[A run of records]
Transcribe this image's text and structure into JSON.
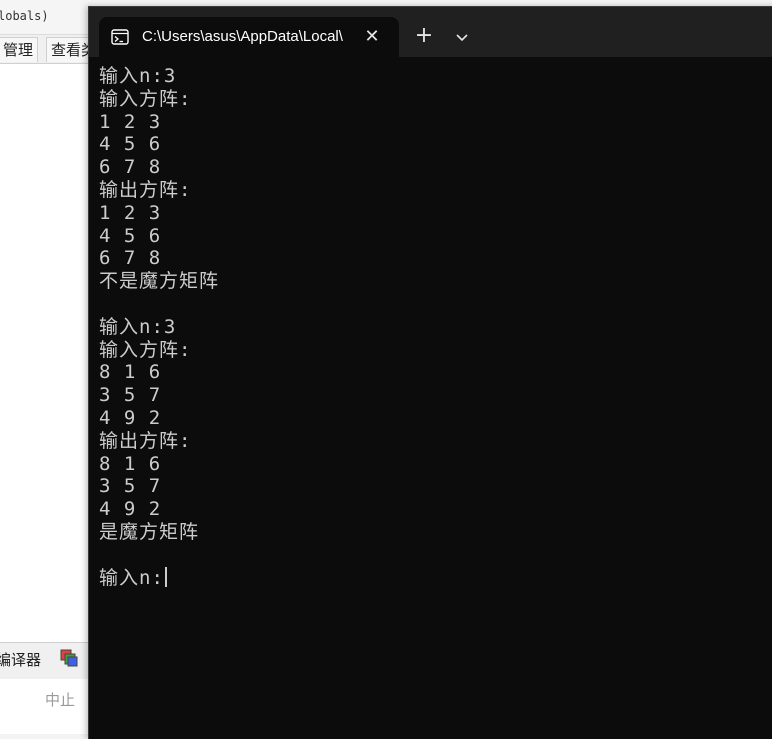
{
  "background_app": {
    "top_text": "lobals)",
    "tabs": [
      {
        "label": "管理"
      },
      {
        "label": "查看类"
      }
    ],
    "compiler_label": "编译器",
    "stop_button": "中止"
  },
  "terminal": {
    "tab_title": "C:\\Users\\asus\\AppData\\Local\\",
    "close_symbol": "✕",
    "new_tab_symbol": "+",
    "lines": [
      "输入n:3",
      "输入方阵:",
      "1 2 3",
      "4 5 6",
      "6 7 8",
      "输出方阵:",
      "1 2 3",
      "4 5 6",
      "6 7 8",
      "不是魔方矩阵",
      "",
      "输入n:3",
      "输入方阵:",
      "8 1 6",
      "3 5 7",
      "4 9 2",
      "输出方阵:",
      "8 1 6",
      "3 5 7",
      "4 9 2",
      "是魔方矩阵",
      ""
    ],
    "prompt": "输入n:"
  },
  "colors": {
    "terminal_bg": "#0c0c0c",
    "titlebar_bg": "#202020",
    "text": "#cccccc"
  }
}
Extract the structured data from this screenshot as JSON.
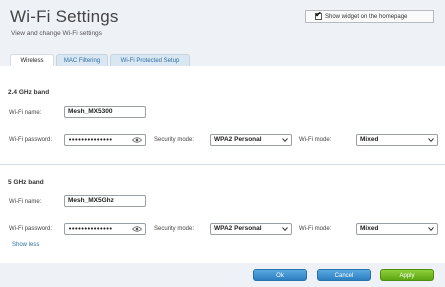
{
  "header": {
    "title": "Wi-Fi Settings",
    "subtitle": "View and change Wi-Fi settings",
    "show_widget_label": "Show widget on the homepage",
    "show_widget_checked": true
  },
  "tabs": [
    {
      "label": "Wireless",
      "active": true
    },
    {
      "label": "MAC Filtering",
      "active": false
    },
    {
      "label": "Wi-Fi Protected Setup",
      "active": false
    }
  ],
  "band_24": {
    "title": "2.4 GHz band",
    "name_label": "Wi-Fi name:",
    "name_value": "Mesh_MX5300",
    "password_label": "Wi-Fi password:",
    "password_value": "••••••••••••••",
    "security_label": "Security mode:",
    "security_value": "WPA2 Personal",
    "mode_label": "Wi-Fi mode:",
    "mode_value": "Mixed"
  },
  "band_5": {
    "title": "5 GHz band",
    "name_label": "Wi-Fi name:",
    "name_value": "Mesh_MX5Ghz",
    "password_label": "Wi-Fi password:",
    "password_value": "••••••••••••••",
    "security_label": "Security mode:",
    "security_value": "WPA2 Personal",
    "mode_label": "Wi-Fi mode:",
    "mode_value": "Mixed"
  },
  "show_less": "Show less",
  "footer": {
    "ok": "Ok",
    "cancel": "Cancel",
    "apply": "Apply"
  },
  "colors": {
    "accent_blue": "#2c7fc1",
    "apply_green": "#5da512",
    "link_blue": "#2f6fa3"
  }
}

> **TASK OBJECTIVE**
Output an exact copy of the material, with the pictures removed.

> **EXERCISE SOLUTION**
Transcribe this image's text and structure into JSON.
{
  "background_app": {
    "top_text": "lobals)",
    "tabs": [
      {
        "label": "管理"
      },
      {
        "label": "查看类"
      }
    ],
    "compiler_label": "编译器",
    "stop_button": "中止"
  },
  "terminal": {
    "tab_title": "C:\\Users\\asus\\AppData\\Local\\",
    "close_symbol": "✕",
    "new_tab_symbol": "+",
    "lines": [
      "输入n:3",
      "输入方阵:",
      "1 2 3",
      "4 5 6",
      "6 7 8",
      "输出方阵:",
      "1 2 3",
      "4 5 6",
      "6 7 8",
      "不是魔方矩阵",
      "",
      "输入n:3",
      "输入方阵:",
      "8 1 6",
      "3 5 7",
      "4 9 2",
      "输出方阵:",
      "8 1 6",
      "3 5 7",
      "4 9 2",
      "是魔方矩阵",
      ""
    ],
    "prompt": "输入n:"
  },
  "colors": {
    "terminal_bg": "#0c0c0c",
    "titlebar_bg": "#202020",
    "text": "#cccccc"
  }
}
Extract the structured data from this screenshot as JSON.
{
  "header": {
    "title": "Wi-Fi Settings",
    "subtitle": "View and change Wi-Fi settings",
    "show_widget_label": "Show widget on the homepage",
    "show_widget_checked": true
  },
  "tabs": [
    {
      "label": "Wireless",
      "active": true
    },
    {
      "label": "MAC Filtering",
      "active": false
    },
    {
      "label": "Wi-Fi Protected Setup",
      "active": false
    }
  ],
  "band_24": {
    "title": "2.4 GHz band",
    "name_label": "Wi-Fi name:",
    "name_value": "Mesh_MX5300",
    "password_label": "Wi-Fi password:",
    "password_value": "••••••••••••••",
    "security_label": "Security mode:",
    "security_value": "WPA2 Personal",
    "mode_label": "Wi-Fi mode:",
    "mode_value": "Mixed"
  },
  "band_5": {
    "title": "5 GHz band",
    "name_label": "Wi-Fi name:",
    "name_value": "Mesh_MX5Ghz",
    "password_label": "Wi-Fi password:",
    "password_value": "••••••••••••••",
    "security_label": "Security mode:",
    "security_value": "WPA2 Personal",
    "mode_label": "Wi-Fi mode:",
    "mode_value": "Mixed"
  },
  "show_less": "Show less",
  "footer": {
    "ok": "Ok",
    "cancel": "Cancel",
    "apply": "Apply"
  },
  "colors": {
    "accent_blue": "#2c7fc1",
    "apply_green": "#5da512",
    "link_blue": "#2f6fa3"
  }
}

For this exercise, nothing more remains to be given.